What you are asked to do –
Tally the lines holding "pression" and state only that figure.

Stored data entries –
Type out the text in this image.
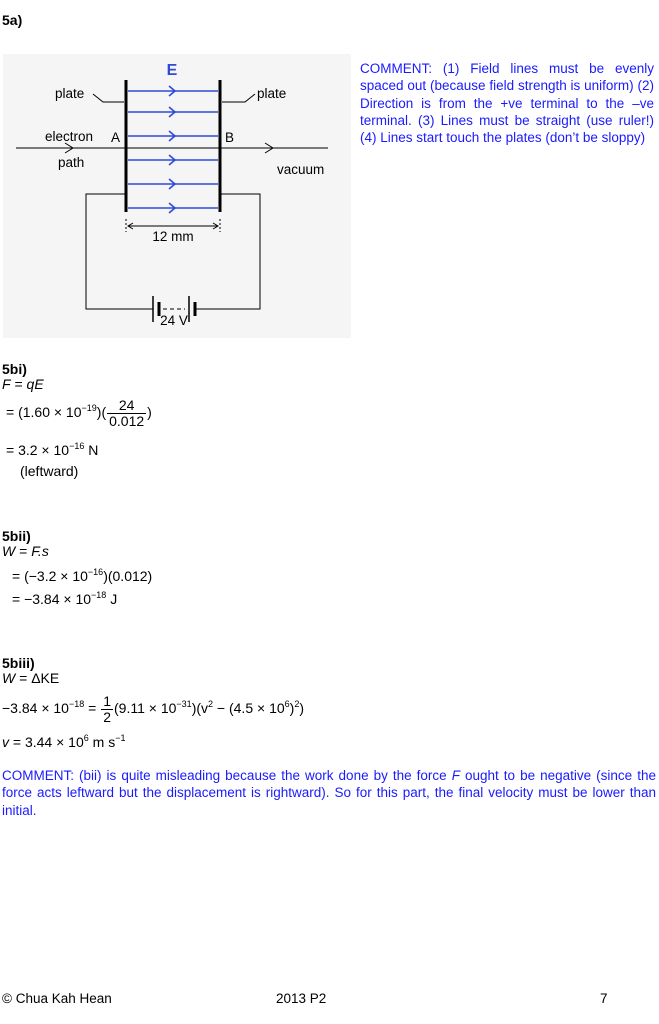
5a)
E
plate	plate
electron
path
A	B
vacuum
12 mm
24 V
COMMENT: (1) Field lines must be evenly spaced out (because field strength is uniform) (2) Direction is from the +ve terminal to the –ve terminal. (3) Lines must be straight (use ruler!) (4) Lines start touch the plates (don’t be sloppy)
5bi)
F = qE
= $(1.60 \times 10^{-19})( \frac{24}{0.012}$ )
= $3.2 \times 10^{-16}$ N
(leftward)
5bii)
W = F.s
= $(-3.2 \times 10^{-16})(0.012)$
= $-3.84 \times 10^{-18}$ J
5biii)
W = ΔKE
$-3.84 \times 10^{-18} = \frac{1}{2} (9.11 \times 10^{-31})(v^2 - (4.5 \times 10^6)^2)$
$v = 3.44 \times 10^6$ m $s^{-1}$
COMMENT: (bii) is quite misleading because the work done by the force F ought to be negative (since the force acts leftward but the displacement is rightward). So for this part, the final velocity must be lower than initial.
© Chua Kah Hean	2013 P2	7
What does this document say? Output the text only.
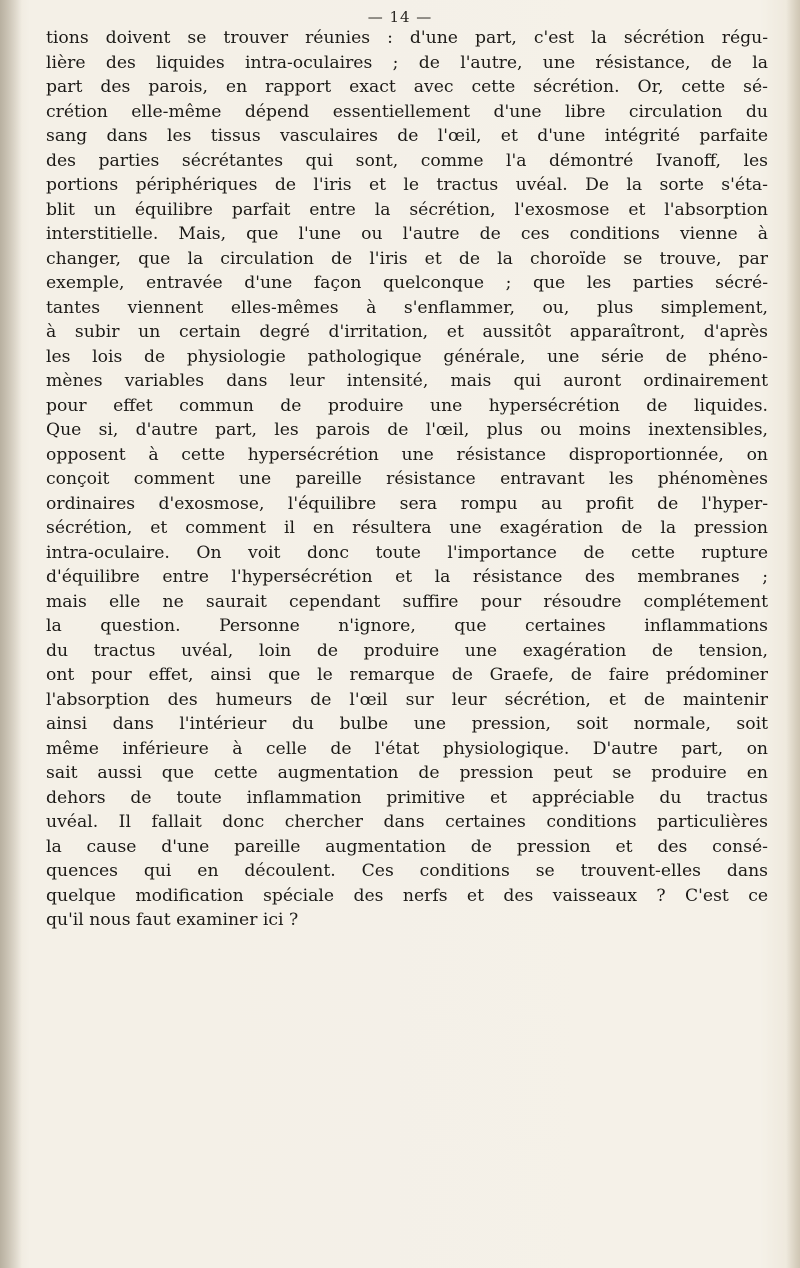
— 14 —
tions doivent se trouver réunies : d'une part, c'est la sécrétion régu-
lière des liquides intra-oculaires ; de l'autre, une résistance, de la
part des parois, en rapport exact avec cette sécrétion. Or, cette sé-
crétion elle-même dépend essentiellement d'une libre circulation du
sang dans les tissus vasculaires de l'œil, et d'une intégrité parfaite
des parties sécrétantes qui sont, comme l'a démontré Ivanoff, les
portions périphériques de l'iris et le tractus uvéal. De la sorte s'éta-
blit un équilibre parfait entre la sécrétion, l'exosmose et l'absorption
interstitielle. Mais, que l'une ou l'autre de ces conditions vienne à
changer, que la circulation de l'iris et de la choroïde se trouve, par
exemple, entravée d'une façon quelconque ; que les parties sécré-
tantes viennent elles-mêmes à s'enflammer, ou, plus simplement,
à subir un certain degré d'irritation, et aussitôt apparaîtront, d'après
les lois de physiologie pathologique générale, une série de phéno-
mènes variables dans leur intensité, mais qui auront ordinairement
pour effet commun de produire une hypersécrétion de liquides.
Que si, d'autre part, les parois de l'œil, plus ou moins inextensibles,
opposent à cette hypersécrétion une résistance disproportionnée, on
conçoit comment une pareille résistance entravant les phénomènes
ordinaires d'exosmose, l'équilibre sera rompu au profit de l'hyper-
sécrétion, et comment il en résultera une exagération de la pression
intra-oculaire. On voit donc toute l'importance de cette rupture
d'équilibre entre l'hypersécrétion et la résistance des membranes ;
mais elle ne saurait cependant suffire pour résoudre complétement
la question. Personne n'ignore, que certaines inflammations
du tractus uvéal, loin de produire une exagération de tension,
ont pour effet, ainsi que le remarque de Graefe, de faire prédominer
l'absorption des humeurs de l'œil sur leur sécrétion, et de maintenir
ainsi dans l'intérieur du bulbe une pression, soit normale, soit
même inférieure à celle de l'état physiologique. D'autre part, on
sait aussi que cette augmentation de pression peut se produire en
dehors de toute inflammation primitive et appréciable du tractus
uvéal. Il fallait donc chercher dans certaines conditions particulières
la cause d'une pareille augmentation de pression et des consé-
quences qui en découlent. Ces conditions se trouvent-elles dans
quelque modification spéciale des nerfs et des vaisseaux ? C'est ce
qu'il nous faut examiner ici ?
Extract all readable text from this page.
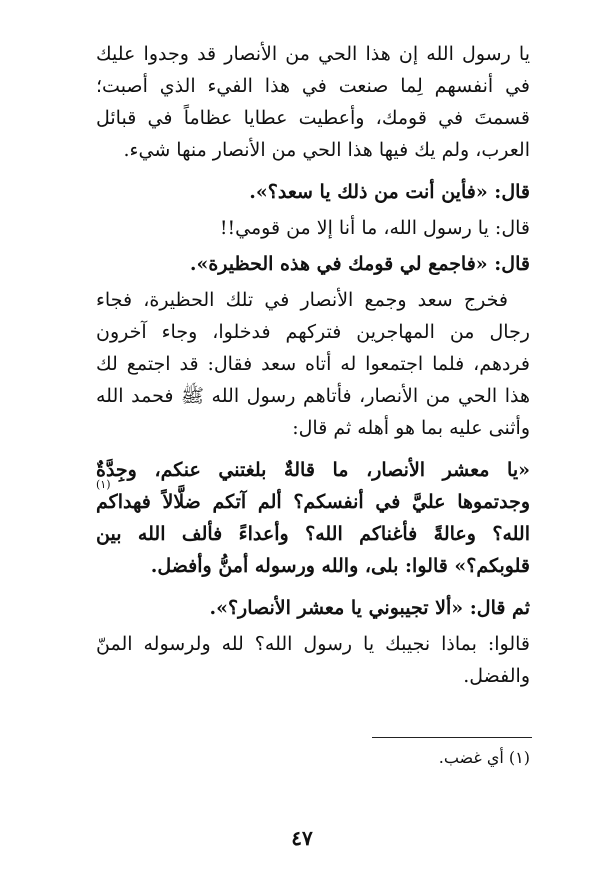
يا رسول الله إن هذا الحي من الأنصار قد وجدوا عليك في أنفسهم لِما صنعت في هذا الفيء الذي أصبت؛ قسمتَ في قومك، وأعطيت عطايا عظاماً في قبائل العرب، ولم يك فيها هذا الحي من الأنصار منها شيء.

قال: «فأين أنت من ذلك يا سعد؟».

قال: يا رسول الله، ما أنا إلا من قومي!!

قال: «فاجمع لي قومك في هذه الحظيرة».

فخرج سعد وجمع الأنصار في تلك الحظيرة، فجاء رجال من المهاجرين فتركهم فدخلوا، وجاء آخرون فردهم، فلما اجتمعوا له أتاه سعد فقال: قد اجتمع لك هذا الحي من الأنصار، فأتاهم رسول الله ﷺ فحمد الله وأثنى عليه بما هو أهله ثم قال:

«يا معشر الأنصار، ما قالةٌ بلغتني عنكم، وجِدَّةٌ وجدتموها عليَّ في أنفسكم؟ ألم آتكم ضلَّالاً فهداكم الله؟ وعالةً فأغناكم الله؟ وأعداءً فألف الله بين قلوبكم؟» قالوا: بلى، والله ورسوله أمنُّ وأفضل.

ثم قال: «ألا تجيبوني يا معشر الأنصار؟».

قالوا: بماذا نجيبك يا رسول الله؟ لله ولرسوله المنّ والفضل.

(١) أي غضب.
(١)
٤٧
--
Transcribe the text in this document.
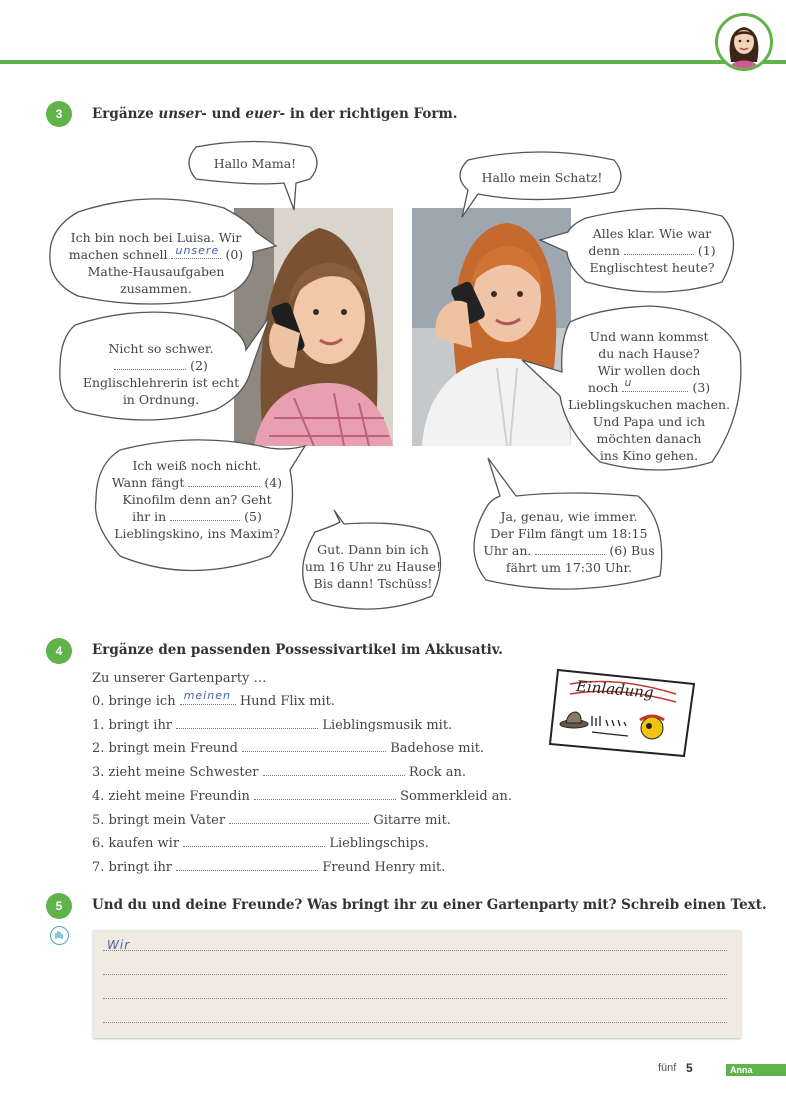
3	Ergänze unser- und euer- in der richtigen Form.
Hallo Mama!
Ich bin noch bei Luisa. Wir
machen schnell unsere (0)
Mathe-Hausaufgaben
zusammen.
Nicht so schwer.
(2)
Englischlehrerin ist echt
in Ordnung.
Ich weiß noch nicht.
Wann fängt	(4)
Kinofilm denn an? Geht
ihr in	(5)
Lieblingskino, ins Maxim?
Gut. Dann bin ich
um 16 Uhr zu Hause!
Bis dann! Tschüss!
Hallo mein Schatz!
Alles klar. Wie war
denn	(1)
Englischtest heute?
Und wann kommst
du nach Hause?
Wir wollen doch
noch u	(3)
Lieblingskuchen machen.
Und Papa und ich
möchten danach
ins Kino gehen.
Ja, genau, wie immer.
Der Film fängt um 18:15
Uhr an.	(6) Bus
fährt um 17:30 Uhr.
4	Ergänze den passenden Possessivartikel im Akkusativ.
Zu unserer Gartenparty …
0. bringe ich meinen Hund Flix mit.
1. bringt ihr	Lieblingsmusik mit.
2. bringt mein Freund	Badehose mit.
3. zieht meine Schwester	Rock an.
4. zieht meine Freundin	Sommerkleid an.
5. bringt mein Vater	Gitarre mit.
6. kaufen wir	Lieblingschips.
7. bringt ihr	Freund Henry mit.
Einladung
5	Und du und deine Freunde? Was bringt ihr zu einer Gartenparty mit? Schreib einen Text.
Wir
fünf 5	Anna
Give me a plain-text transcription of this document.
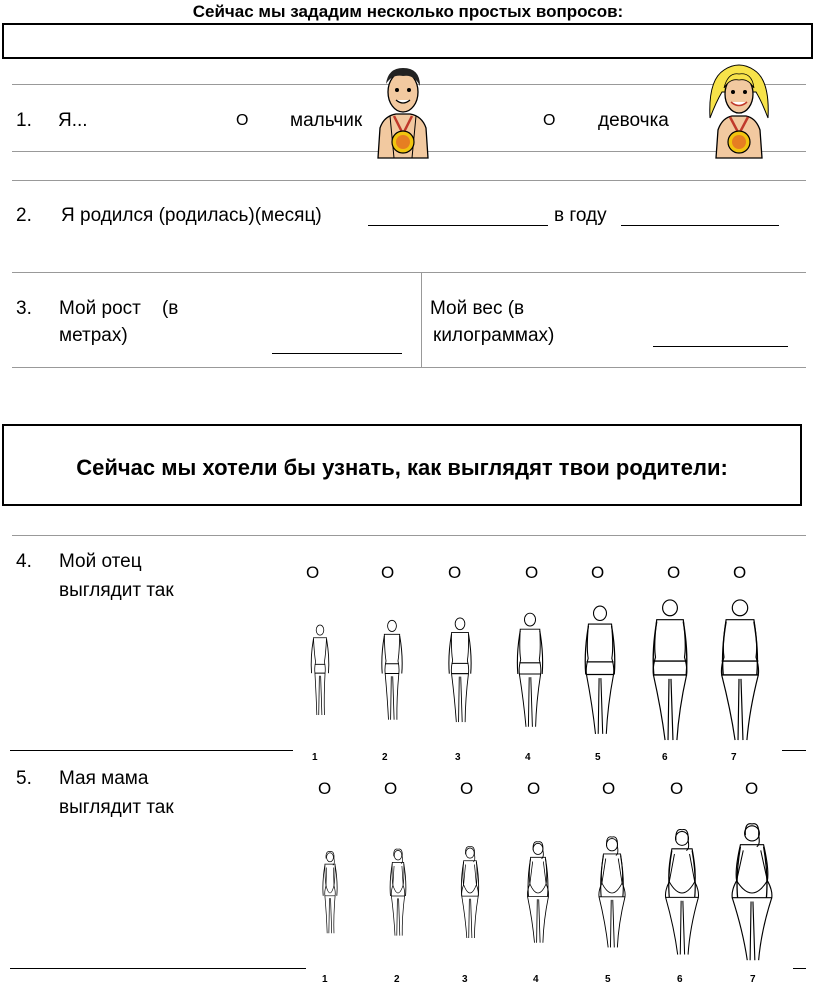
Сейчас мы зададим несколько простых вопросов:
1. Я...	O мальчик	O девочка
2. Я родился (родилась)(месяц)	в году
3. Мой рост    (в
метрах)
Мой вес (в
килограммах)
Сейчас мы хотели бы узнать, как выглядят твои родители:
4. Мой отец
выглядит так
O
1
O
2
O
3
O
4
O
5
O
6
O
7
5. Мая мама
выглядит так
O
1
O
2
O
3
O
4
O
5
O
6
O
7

Solution to the problem –
4